### GOAL
Which lines hold the string "connexions"? Copy every one of them.

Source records
* * * * * * * * *

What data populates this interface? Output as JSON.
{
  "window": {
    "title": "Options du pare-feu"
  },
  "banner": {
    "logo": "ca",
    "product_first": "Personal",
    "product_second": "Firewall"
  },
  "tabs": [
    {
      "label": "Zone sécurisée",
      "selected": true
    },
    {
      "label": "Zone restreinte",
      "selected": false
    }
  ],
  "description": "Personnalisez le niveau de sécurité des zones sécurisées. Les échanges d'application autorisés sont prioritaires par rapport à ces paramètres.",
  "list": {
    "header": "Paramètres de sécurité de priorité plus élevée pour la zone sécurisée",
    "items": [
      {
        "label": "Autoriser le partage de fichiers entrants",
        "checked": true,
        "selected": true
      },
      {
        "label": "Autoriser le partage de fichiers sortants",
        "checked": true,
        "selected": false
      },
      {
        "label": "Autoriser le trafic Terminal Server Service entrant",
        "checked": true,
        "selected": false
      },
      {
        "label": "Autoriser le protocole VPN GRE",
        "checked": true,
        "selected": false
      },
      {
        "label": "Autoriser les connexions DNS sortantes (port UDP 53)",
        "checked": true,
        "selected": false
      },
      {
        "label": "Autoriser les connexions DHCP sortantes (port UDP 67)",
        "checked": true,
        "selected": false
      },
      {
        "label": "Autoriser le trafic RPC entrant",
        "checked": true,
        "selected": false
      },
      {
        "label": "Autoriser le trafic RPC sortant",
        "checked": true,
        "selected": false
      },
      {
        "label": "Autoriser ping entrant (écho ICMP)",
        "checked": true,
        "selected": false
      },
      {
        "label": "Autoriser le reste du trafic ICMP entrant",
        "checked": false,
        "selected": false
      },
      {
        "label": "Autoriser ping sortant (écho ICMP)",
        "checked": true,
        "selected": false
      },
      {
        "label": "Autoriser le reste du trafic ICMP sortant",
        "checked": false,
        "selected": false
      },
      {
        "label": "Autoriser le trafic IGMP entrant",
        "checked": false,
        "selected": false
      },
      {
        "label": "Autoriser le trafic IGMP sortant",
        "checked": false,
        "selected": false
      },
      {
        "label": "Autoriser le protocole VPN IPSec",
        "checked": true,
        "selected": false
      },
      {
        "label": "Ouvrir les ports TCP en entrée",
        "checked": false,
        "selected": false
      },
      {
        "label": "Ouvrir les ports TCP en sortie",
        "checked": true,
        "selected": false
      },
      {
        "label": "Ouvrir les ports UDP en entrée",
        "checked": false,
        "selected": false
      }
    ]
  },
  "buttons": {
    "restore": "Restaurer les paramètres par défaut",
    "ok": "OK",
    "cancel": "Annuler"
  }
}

* * * * * * * * *

### THE SOLUTION
        "label": "Autoriser les connexions DNS sortantes (port UDP 53)",
        "label": "Autoriser les connexions DHCP sortantes (port UDP 67)",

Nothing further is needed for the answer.